## GIVEN TASK
Copy, from the entries below, each line in which the string "name" appears.

## INPUT
******************************

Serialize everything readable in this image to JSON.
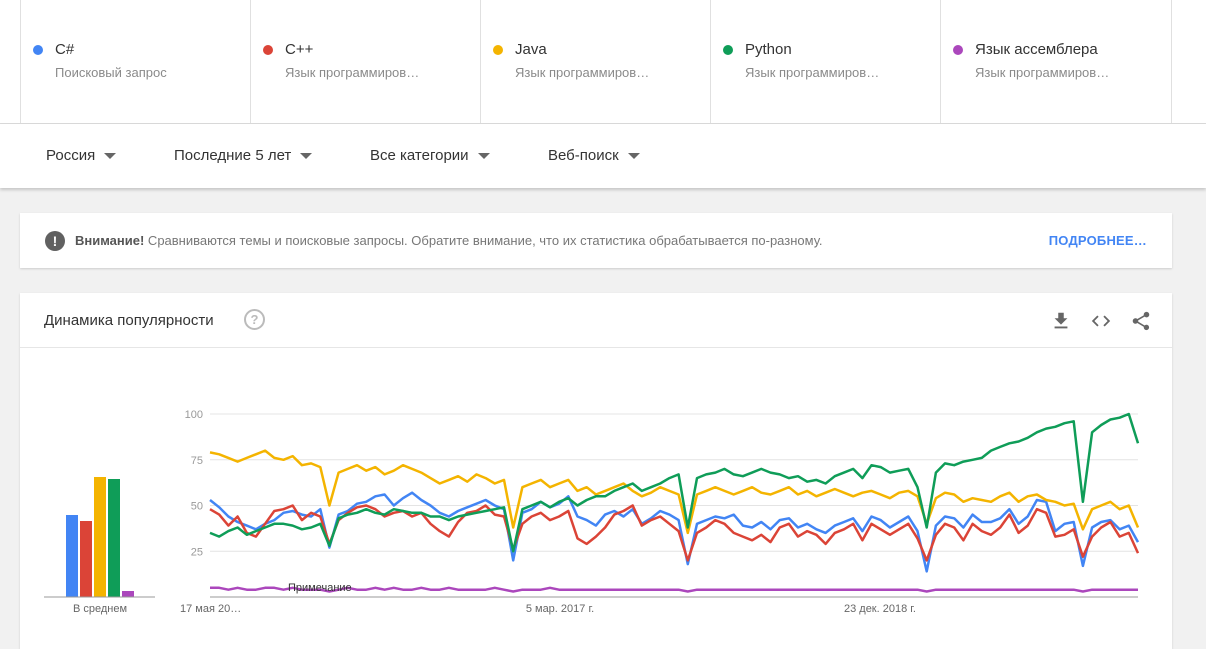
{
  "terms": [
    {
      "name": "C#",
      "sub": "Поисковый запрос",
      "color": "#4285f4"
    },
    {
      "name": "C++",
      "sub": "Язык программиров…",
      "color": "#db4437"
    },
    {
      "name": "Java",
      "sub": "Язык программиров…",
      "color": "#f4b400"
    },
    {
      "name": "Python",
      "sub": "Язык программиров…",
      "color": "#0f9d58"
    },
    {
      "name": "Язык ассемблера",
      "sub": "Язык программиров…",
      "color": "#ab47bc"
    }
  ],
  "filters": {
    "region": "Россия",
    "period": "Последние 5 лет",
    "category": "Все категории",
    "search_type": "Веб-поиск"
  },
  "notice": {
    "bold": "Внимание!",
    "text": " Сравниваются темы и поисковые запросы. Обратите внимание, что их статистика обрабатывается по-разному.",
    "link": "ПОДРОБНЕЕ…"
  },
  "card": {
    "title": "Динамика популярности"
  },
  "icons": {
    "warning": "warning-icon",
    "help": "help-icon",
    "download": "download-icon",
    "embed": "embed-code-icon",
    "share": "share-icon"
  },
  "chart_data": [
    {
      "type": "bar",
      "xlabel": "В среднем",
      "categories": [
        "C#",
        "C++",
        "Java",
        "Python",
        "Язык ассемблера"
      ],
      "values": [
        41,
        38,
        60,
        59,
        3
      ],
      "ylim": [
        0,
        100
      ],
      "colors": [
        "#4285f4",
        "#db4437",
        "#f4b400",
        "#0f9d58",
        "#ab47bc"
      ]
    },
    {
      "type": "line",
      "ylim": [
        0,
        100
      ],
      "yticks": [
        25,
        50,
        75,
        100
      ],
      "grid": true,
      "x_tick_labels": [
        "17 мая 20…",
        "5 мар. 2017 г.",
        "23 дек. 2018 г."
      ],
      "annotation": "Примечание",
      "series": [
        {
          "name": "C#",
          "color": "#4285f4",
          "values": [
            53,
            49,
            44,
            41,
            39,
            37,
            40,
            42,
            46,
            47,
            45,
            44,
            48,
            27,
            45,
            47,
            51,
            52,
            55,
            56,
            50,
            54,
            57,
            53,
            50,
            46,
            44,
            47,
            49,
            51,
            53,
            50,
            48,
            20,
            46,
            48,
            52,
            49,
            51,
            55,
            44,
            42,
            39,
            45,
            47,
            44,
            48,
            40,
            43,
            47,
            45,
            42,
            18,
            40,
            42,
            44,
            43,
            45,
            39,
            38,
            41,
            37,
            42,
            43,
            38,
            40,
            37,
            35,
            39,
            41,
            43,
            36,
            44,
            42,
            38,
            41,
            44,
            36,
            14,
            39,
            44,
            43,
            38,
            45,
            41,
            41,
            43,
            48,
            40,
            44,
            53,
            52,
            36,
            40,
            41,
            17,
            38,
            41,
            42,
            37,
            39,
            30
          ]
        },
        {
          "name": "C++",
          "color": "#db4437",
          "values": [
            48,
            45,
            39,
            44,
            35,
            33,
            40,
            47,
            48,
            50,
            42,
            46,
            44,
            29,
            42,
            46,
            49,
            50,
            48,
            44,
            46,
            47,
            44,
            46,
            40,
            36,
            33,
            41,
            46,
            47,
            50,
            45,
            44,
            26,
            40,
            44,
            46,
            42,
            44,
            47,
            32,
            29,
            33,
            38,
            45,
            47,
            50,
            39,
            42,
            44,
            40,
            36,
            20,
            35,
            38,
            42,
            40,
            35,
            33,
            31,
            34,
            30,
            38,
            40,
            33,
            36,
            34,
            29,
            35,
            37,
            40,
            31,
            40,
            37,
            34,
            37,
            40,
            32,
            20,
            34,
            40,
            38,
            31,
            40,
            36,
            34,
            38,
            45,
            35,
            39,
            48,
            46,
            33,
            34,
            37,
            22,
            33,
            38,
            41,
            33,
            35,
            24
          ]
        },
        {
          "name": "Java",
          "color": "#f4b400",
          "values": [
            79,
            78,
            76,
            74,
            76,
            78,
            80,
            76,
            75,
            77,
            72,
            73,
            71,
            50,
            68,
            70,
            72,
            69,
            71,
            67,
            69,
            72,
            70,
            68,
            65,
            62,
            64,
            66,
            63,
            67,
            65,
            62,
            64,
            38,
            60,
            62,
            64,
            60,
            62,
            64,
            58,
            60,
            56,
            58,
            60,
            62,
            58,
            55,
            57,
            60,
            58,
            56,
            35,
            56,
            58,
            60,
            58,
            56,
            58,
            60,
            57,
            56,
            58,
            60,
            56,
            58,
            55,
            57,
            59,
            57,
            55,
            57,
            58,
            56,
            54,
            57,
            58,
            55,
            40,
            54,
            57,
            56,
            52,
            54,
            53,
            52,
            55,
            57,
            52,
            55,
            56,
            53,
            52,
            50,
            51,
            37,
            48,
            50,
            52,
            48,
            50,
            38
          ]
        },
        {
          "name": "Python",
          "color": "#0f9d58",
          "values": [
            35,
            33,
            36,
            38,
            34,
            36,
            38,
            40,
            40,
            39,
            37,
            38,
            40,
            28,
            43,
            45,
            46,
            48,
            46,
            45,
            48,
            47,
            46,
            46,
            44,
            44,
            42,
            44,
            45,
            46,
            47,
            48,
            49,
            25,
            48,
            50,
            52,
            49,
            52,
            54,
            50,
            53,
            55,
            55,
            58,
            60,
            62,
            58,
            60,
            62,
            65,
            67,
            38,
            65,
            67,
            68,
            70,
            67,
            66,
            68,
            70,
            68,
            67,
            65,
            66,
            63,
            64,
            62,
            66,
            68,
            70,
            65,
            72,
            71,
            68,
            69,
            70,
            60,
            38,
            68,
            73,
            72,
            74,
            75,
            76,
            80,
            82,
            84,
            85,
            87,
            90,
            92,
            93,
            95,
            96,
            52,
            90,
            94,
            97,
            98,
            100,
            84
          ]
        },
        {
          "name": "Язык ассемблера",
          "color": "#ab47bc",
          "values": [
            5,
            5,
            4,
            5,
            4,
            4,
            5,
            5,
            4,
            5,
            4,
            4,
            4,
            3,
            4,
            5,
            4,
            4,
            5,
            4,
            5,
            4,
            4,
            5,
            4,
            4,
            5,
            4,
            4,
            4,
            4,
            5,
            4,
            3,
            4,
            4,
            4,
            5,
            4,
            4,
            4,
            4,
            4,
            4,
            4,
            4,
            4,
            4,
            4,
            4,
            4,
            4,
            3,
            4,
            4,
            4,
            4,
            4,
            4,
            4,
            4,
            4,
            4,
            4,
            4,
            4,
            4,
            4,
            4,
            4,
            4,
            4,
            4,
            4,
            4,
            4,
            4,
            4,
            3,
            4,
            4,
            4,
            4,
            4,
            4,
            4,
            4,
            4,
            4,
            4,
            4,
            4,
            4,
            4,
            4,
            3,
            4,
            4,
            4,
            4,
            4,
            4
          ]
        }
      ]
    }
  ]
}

******************************

## THE COMPLETED TASK
      "name": "C#",
      "name": "C++",
      "name": "Java",
      "name": "Python",
      "name": "Язык ассемблера",
          "name": "C#",
          "name": "C++",
          "name": "Java",
          "name": "Python",
          "name": "Язык ассемблера",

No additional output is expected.